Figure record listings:
--
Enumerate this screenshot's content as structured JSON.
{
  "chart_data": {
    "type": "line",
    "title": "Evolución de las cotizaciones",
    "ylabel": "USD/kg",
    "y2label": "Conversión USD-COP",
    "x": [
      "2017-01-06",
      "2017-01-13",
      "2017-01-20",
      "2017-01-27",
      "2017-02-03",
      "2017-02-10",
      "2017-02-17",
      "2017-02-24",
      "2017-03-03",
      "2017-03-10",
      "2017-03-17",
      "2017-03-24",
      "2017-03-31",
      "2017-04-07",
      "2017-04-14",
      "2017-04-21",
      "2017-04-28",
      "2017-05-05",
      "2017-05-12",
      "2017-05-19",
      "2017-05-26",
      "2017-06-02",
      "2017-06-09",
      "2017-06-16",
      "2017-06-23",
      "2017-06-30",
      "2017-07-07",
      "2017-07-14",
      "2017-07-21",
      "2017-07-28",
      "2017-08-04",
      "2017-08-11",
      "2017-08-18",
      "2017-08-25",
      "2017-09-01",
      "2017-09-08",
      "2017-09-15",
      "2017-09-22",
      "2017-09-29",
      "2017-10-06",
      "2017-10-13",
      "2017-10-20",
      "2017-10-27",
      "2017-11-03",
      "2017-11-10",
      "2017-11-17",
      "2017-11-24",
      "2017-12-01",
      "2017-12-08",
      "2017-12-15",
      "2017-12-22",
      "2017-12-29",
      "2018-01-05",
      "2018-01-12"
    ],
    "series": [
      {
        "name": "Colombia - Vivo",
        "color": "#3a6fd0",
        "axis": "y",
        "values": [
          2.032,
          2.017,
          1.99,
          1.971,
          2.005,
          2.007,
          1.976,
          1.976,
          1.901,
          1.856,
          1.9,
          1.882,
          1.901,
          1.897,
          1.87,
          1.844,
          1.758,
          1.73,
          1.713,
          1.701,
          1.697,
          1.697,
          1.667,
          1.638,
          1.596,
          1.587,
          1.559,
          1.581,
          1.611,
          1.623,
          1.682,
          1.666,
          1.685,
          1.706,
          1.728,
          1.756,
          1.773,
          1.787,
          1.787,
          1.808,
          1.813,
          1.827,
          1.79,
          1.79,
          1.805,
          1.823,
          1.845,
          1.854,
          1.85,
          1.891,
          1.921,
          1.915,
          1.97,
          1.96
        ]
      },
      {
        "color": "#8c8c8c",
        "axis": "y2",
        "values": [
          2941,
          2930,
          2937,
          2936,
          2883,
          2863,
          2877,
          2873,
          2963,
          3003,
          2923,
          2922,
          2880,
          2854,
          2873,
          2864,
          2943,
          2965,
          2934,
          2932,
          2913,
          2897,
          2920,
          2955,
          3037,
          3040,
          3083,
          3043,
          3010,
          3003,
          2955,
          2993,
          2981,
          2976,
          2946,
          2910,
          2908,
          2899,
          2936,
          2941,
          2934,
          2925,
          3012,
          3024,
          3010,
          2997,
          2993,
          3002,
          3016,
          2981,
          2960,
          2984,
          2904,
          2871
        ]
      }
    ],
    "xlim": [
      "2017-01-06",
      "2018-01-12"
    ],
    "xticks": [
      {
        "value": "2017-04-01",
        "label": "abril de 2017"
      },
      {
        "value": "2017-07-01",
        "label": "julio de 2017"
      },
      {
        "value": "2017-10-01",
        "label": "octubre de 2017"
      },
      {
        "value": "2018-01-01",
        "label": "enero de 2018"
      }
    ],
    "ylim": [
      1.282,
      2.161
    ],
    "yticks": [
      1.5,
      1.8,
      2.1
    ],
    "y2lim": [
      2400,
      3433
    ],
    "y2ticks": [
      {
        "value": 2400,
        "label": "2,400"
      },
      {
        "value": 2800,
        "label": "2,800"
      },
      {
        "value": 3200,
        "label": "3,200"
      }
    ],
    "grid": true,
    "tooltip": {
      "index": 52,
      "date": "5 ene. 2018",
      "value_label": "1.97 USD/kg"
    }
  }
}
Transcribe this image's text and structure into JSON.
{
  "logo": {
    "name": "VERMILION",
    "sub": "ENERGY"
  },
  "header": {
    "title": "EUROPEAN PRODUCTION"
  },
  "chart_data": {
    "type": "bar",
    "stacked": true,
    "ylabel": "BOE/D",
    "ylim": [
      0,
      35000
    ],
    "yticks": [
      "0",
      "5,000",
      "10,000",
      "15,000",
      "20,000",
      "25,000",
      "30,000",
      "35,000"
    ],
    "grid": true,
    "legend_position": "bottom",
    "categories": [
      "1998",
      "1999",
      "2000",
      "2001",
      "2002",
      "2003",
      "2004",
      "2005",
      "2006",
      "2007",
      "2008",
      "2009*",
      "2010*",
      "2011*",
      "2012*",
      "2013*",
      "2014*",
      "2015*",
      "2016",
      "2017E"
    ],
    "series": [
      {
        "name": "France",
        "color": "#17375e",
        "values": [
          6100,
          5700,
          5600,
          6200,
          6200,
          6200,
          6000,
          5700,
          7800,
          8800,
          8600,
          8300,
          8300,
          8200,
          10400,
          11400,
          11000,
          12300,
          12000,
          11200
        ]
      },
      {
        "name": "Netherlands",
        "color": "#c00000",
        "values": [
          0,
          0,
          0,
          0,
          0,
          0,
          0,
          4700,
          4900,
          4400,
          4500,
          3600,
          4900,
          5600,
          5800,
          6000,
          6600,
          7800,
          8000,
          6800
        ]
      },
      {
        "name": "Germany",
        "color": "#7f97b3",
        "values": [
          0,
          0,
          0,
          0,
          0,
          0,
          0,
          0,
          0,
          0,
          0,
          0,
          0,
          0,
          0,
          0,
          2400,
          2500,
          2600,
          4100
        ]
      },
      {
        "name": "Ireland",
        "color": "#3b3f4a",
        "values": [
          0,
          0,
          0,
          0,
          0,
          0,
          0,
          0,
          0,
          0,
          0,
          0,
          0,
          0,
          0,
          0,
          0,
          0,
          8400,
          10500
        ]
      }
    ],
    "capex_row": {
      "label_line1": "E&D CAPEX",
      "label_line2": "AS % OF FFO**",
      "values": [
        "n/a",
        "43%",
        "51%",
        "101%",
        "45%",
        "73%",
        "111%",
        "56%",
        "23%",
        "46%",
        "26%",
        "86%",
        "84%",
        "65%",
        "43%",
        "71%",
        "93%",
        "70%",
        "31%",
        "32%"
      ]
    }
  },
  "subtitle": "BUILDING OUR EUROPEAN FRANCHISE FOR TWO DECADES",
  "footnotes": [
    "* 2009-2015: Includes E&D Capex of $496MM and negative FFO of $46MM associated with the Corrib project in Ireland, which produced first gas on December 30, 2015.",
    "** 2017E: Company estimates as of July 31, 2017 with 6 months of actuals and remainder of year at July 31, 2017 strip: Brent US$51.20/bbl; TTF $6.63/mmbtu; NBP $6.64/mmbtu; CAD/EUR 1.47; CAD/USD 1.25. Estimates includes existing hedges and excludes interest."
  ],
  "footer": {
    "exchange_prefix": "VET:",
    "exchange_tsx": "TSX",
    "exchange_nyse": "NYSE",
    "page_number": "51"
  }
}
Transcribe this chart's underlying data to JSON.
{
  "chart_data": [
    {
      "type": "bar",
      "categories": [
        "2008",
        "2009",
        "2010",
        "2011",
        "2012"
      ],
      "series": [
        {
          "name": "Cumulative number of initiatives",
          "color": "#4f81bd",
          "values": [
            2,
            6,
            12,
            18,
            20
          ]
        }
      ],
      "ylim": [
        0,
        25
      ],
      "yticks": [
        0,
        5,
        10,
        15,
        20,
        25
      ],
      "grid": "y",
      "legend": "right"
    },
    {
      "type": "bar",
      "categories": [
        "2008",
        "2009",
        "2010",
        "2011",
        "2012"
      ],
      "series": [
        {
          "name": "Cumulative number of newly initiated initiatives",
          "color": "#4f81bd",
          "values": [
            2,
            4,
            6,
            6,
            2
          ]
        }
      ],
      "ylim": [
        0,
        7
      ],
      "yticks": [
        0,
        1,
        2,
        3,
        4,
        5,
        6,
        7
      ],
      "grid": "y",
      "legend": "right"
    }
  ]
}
--
=== Challenge ===
Find and copy every line in the entries above where the string "Cumulative" occurs.

=== The output ===
          "name": "Cumulative number of initiatives",
          "name": "Cumulative number of newly initiated initiatives",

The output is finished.